[Testo della pagina]:

-- -- --

Bologna, aggressività e solidità difensiva: i capisaldi della squadra di Mihajlovic

Pagine Romaniste (F.Belli) – Riscatto. È quello che cerca la Roma dopo la sconfitta di sabato contro il Sassuolo. Una sconfitta inaspettata, distante appena sei giorni da un derby dominato che aveva convinto anche i detrattori. Una sconfitta che ancora brucia e che ha destabilizzato non poco un ambiente già in fermento per l’imminente cambio di società. La partita di Reggio Emilia inoltre segue un periodo non felice, che vede gli uomini di Fonseca sconfitti ben quattro volte su sette in questo finora sciagurato 2020. È sicuramente il periodo più difficile da quando l’allenatore portoghese siede sulla panchina giallorossa, da quando cioè ha accettato di riportare in auge una squadra che poco meno di un anno fa era sull’orlo del baratro, con la mancata qualificazione in Champions e gli addii bollenti di Totti e De RossiE ora i tifosi già intravedono le ombre oscure della stagione passata. Venerdì sera all’Olimpico c’è il Bologna, una squadra ostica piegata all’andata solo allo scadere da un colpo di testa del solito Dzeko. Il bosniaco peraltro ha appena raggiunto il club dei “centenari” goleador di Trigoria, che comprende Montella, Manfredini, Volk, Amadei, Pruzzo e Totti.

-- -- --

[Attività richieste]:
**1)** Rispondi alle domande sull'articolo sulla Roma.
(a) Quale squadra ha battuto la Roma nella partita di sabato?
(b) In quante delle sette partite del 2020 sono stati sconfitti gli uomini di Fonseca?
(c) Chi ha deciso la partita d'andata contro il Bologna, e in che modo?
**2)** Scrivi il seguito dell'articolo sulla Roma, partendo dopo la sua ultima frase.

-- -- --

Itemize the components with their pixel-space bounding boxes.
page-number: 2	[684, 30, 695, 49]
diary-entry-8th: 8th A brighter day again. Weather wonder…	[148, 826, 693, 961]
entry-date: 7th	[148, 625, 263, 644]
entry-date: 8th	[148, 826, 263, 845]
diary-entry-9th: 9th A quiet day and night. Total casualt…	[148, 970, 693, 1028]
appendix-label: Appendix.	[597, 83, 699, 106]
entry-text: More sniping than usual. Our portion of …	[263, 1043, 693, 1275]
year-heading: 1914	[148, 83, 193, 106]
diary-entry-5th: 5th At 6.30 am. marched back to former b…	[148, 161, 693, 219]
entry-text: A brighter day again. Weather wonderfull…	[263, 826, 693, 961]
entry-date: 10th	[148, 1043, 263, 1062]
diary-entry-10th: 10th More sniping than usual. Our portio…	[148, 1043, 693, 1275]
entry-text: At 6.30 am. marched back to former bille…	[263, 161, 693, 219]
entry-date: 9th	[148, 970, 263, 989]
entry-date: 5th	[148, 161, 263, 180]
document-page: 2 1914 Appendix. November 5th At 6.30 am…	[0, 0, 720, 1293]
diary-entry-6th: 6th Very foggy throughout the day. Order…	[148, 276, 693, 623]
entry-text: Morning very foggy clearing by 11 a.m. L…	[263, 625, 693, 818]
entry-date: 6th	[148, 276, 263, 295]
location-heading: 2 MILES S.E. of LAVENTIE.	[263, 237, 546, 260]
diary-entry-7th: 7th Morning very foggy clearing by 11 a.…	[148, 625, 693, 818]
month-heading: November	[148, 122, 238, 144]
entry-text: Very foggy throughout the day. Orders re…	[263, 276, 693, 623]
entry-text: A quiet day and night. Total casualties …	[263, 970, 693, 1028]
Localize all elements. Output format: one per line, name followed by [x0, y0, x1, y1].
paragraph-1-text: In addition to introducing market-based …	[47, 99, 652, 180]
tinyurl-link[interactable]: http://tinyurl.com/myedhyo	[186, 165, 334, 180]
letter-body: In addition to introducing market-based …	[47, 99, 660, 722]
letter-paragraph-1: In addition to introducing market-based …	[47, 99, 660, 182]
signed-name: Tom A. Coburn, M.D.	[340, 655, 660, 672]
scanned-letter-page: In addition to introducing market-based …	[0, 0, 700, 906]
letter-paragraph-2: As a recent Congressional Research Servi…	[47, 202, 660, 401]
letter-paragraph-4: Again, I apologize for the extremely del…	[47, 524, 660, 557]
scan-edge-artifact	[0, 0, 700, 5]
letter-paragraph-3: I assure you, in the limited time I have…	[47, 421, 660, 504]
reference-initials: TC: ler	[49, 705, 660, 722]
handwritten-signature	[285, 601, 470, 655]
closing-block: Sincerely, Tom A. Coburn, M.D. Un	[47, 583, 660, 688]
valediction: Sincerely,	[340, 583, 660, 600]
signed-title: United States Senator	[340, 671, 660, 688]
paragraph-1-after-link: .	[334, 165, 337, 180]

-- -- --

[Soluzioni proposte]:
**1)**
(a) Il Sassuolo.
(b) In quattro.
(c) Dzeko, con un colpo di testa allo scadere.

**2)**
I rossoblu stanno disputando un’ottima stagione, undicesimi a quota trenta punti. Troppo distanti dai bassifondi della classifica per essere seriamente presi in considerazione come candidati a retrocedere e molto vicini al sesto posto occupato ora dal Cagliari che significherebbe Europa. Ma può essere la squadra di Sinisa Mihajlovic considerata una seria pretendente per l’Europa League? Il Bologna è l’ottavo attacco del campionato con 34 gol all’attivo, di cui ben 7 su calci piazzati. La manovra offensiva si basa quasi esclusivamente sugli attacchi laterali, non a caso dalle fasce passano ben il 75% delle azioni. Fondamentale in questo senso è l’apporto di Sansone (che salterà però la sfida per infortunio) e di Orsolini. Quest’ultimo è il primo marcatore della squadra con sei gol, miglior assistman con quattro, oltre che il secondo per numero di minuti giocati dopo Skorupski (che però è il portiere) con 1689. Un giocatore assolutamente imprescindibile che difficilmente il Bologna riuscirà a trattenere dalle grinfie delle big in estate. Discreta è invece la fase difensiva, con 34 gol subiti e la nona miglior retroguardia a pari merito con il Torino. L’impronta di Mihajlovic porta gli emiliani a essere primi nella “speciale” classifica degli indisciplinati, con 72 cartellini gialli collezionati in 22 partite finora. Un monito per i giocatori di Fonseca: puntare l’uomo per sfruttare questa debolezza potrebbe non essere una cattiva idea.